[Data entries]
################

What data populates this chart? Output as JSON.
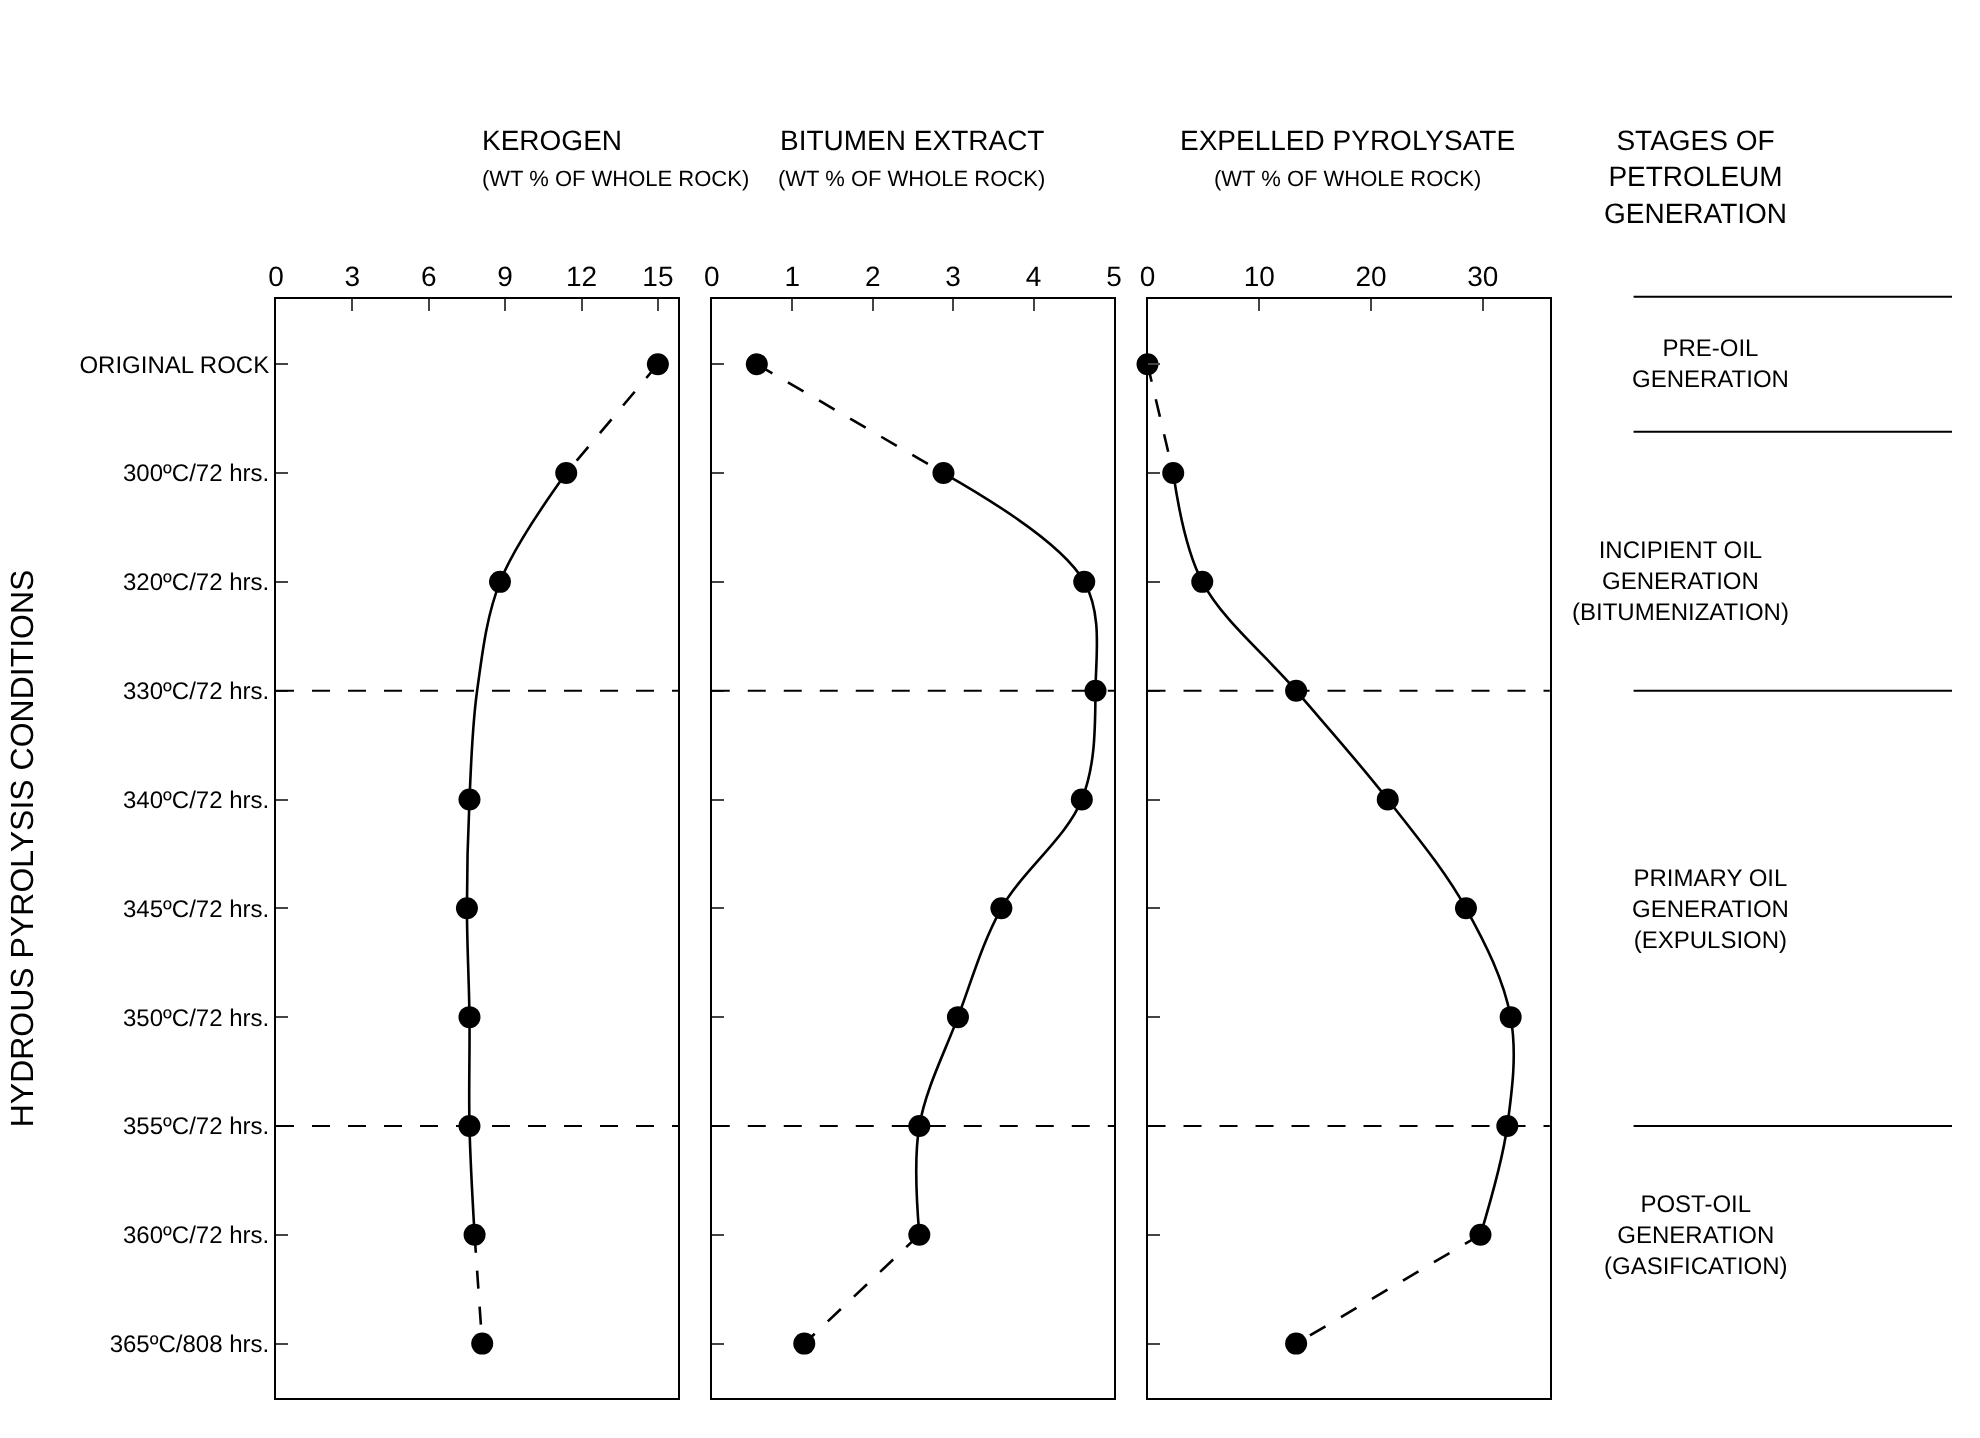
{
  "chart_data": [
    {
      "type": "line",
      "orientation": "horizontal",
      "title": "KEROGEN",
      "subtitle": "(WT % OF WHOLE ROCK)",
      "ylabel": "HYDROUS PYROLYSIS CONDITIONS",
      "categories": [
        "ORIGINAL ROCK",
        "300ºC/72 hrs.",
        "320ºC/72 hrs.",
        "330ºC/72 hrs.",
        "340ºC/72 hrs.",
        "345ºC/72 hrs.",
        "350ºC/72 hrs.",
        "355ºC/72 hrs.",
        "360ºC/72 hrs.",
        "365ºC/808 hrs."
      ],
      "xlim": [
        0,
        15.8
      ],
      "xticks": [
        0,
        3,
        6,
        9,
        12,
        15
      ],
      "series": [
        {
          "color": "#000000",
          "line_style": "dashed",
          "marker": "none",
          "values": [
            15,
            11.4,
            null,
            null,
            null,
            null,
            null,
            null,
            7.8,
            8.1
          ]
        },
        {
          "color": "#000000",
          "line_style": "solid",
          "marker": "none",
          "values": [
            null,
            11.4,
            8.8,
            7.9,
            7.6,
            7.5,
            7.6,
            7.6,
            7.8,
            null
          ]
        },
        {
          "type": "scatter",
          "color": "#000000",
          "marker": "circle",
          "values": [
            15,
            11.4,
            8.8,
            null,
            7.6,
            7.5,
            7.6,
            7.6,
            7.8,
            8.1
          ]
        }
      ],
      "ref_lines": [
        {
          "axis": "y",
          "value": "330ºC/72 hrs.",
          "line_style": "dashed",
          "color": "#000000"
        },
        {
          "axis": "y",
          "value": "355ºC/72 hrs.",
          "line_style": "dashed",
          "color": "#000000"
        }
      ]
    },
    {
      "type": "line",
      "orientation": "horizontal",
      "title": "BITUMEN EXTRACT",
      "subtitle": "(WT % OF WHOLE ROCK)",
      "categories": [
        "ORIGINAL ROCK",
        "300ºC/72 hrs.",
        "320ºC/72 hrs.",
        "330ºC/72 hrs.",
        "340ºC/72 hrs.",
        "345ºC/72 hrs.",
        "350ºC/72 hrs.",
        "355ºC/72 hrs.",
        "360ºC/72 hrs.",
        "365ºC/808 hrs."
      ],
      "xlim": [
        0,
        5
      ],
      "xticks": [
        0,
        1,
        2,
        3,
        4,
        5
      ],
      "tick_labels": "x",
      "series": [
        {
          "color": "#000000",
          "line_style": "dashed",
          "marker": "none",
          "values": [
            0.56,
            2.88,
            null,
            null,
            null,
            null,
            null,
            null,
            2.58,
            1.15
          ]
        },
        {
          "color": "#000000",
          "line_style": "solid",
          "marker": "none",
          "values": [
            null,
            2.88,
            4.63,
            4.77,
            4.6,
            3.6,
            3.06,
            2.58,
            2.58,
            null
          ]
        },
        {
          "type": "scatter",
          "color": "#000000",
          "marker": "circle",
          "values": [
            0.56,
            2.88,
            4.63,
            4.77,
            4.6,
            3.6,
            3.06,
            2.58,
            2.58,
            1.15
          ]
        }
      ],
      "ref_lines": [
        {
          "axis": "y",
          "value": "330ºC/72 hrs.",
          "line_style": "dashed",
          "color": "#000000"
        },
        {
          "axis": "y",
          "value": "355ºC/72 hrs.",
          "line_style": "dashed",
          "color": "#000000"
        }
      ]
    },
    {
      "type": "line",
      "orientation": "horizontal",
      "title": "EXPELLED PYROLYSATE",
      "subtitle": "(WT % OF WHOLE ROCK)",
      "categories": [
        "ORIGINAL ROCK",
        "300ºC/72 hrs.",
        "320ºC/72 hrs.",
        "330ºC/72 hrs.",
        "340ºC/72 hrs.",
        "345ºC/72 hrs.",
        "350ºC/72 hrs.",
        "355ºC/72 hrs.",
        "360ºC/72 hrs.",
        "365ºC/808 hrs."
      ],
      "xlim": [
        0,
        36
      ],
      "xticks": [
        0,
        10,
        20,
        30
      ],
      "tick_labels": "x",
      "series": [
        {
          "color": "#000000",
          "line_style": "dashed",
          "marker": "none",
          "values": [
            0,
            2.3,
            null,
            null,
            null,
            null,
            null,
            null,
            29.8,
            13.3
          ]
        },
        {
          "color": "#000000",
          "line_style": "solid",
          "marker": "none",
          "values": [
            null,
            2.3,
            4.9,
            13.3,
            21.5,
            28.5,
            32.5,
            32.2,
            29.8,
            null
          ]
        },
        {
          "type": "scatter",
          "color": "#000000",
          "marker": "circle",
          "values": [
            0,
            2.3,
            4.9,
            13.3,
            21.5,
            28.5,
            32.5,
            32.2,
            29.8,
            13.3
          ]
        }
      ],
      "ref_lines": [
        {
          "axis": "y",
          "value": "330ºC/72 hrs.",
          "line_style": "dashed",
          "color": "#000000"
        },
        {
          "axis": "y",
          "value": "355ºC/72 hrs.",
          "line_style": "dashed",
          "color": "#000000"
        }
      ]
    },
    {
      "type": "other",
      "title": "STAGES OF PETROLEUM GENERATION",
      "annotations": [
        "PRE-OIL GENERATION",
        "INCIPIENT OIL GENERATION (BITUMENIZATION)",
        "PRIMARY OIL GENERATION (EXPULSION)",
        "POST-OIL GENERATION (GASIFICATION)"
      ]
    }
  ]
}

################

* [Set problem]
Copy each line above that contains the word "GENERATION".

* [In response]
      "title": "STAGES OF PETROLEUM GENERATION",
        "PRE-OIL GENERATION",
        "INCIPIENT OIL GENERATION (BITUMENIZATION)",
        "PRIMARY OIL GENERATION (EXPULSION)",
        "POST-OIL GENERATION (GASIFICATION)"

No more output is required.